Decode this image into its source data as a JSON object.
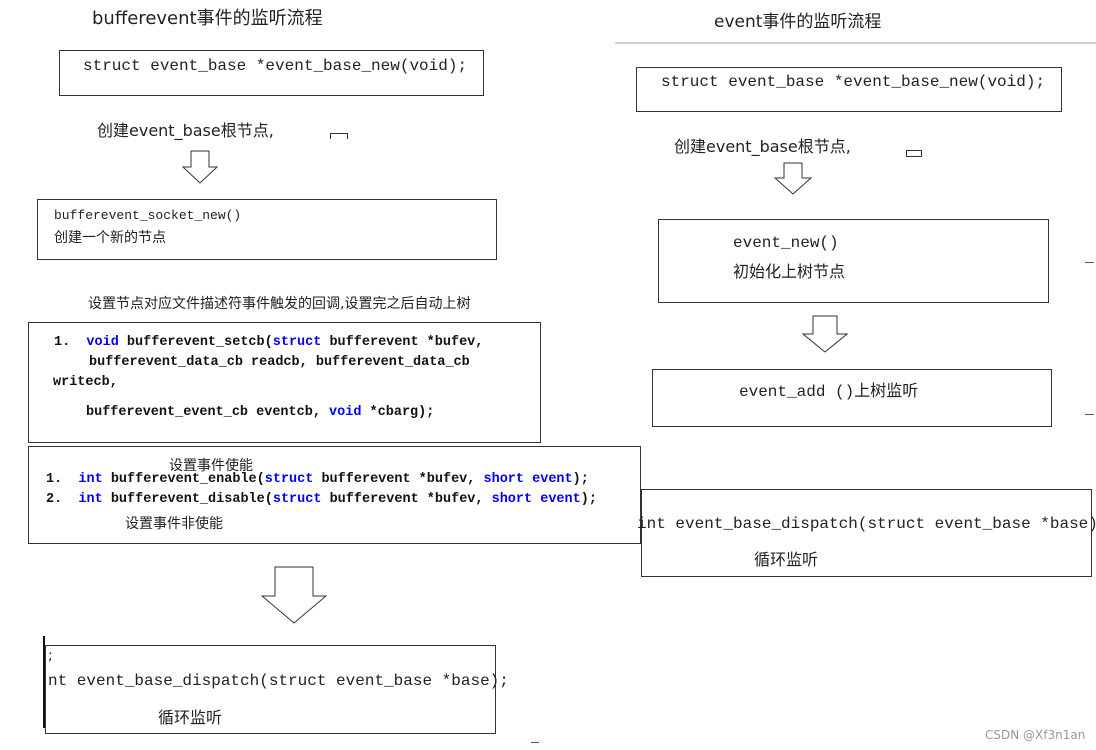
{
  "left": {
    "title": "bufferevent事件的监听流程",
    "step1_code": "struct event_base *event_base_new(void);",
    "step1_note": "创建event_base根节点,",
    "step2_code": "bufferevent_socket_new()",
    "step2_note": "创建一个新的节点",
    "step3_note": "设置节点对应文件描述符事件触发的回调,设置完之后自动上树",
    "setcb": {
      "num": "1.",
      "kw_void": "void",
      "fn": " bufferevent_setcb(",
      "kw_struct": "struct",
      "rest1": " bufferevent *bufev,",
      "line2": "bufferevent_data_cb readcb, bufferevent_data_cb",
      "line3": "writecb,",
      "line4a": "bufferevent_event_cb eventcb, ",
      "kw_void2": "void",
      "line4b": " *cbarg);"
    },
    "enable": {
      "title": "设置事件使能",
      "num1": "1.",
      "num2": "2.",
      "kw_int": "int",
      "enable_fn": " bufferevent_enable(",
      "disable_fn": " bufferevent_disable(",
      "kw_struct": "struct",
      "mid": " bufferevent *bufev, ",
      "kw_short": "short",
      "kw_event": "event",
      "end": ");",
      "disable_note": "设置事件非使能"
    },
    "dispatch_code": "nt event_base_dispatch(struct event_base *base);",
    "dispatch_semicolon": ";",
    "dispatch_note": "循环监听"
  },
  "right": {
    "title": "event事件的监听流程",
    "step1_code": "struct event_base *event_base_new(void);",
    "step1_note": "创建event_base根节点,",
    "step2_code": "event_new()",
    "step2_note": "初始化上树节点",
    "step3": "event_add ()上树监听",
    "dispatch_code": "int event_base_dispatch(struct event_base *base)",
    "dispatch_note": "循环监听"
  },
  "watermark": "CSDN @Xf3n1an",
  "colors": {
    "keyword": "#0000ee",
    "border": "#333333",
    "divider": "#c8d0dc"
  }
}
::::::
## DIRECTIVE
Print all the records again exactly; do not include any picture.

## EXERCISE OUTPUT
Decode this image into its source data as a JSON object.
{
  "left": {
    "title": "bufferevent事件的监听流程",
    "step1_code": "struct event_base *event_base_new(void);",
    "step1_note": "创建event_base根节点,",
    "step2_code": "bufferevent_socket_new()",
    "step2_note": "创建一个新的节点",
    "step3_note": "设置节点对应文件描述符事件触发的回调,设置完之后自动上树",
    "setcb": {
      "num": "1.",
      "kw_void": "void",
      "fn": " bufferevent_setcb(",
      "kw_struct": "struct",
      "rest1": " bufferevent *bufev,",
      "line2": "bufferevent_data_cb readcb, bufferevent_data_cb",
      "line3": "writecb,",
      "line4a": "bufferevent_event_cb eventcb, ",
      "kw_void2": "void",
      "line4b": " *cbarg);"
    },
    "enable": {
      "title": "设置事件使能",
      "num1": "1.",
      "num2": "2.",
      "kw_int": "int",
      "enable_fn": " bufferevent_enable(",
      "disable_fn": " bufferevent_disable(",
      "kw_struct": "struct",
      "mid": " bufferevent *bufev, ",
      "kw_short": "short",
      "kw_event": "event",
      "end": ");",
      "disable_note": "设置事件非使能"
    },
    "dispatch_code": "nt event_base_dispatch(struct event_base *base);",
    "dispatch_semicolon": ";",
    "dispatch_note": "循环监听"
  },
  "right": {
    "title": "event事件的监听流程",
    "step1_code": "struct event_base *event_base_new(void);",
    "step1_note": "创建event_base根节点,",
    "step2_code": "event_new()",
    "step2_note": "初始化上树节点",
    "step3": "event_add ()上树监听",
    "dispatch_code": "int event_base_dispatch(struct event_base *base)",
    "dispatch_note": "循环监听"
  },
  "watermark": "CSDN @Xf3n1an",
  "colors": {
    "keyword": "#0000ee",
    "border": "#333333",
    "divider": "#c8d0dc"
  }
}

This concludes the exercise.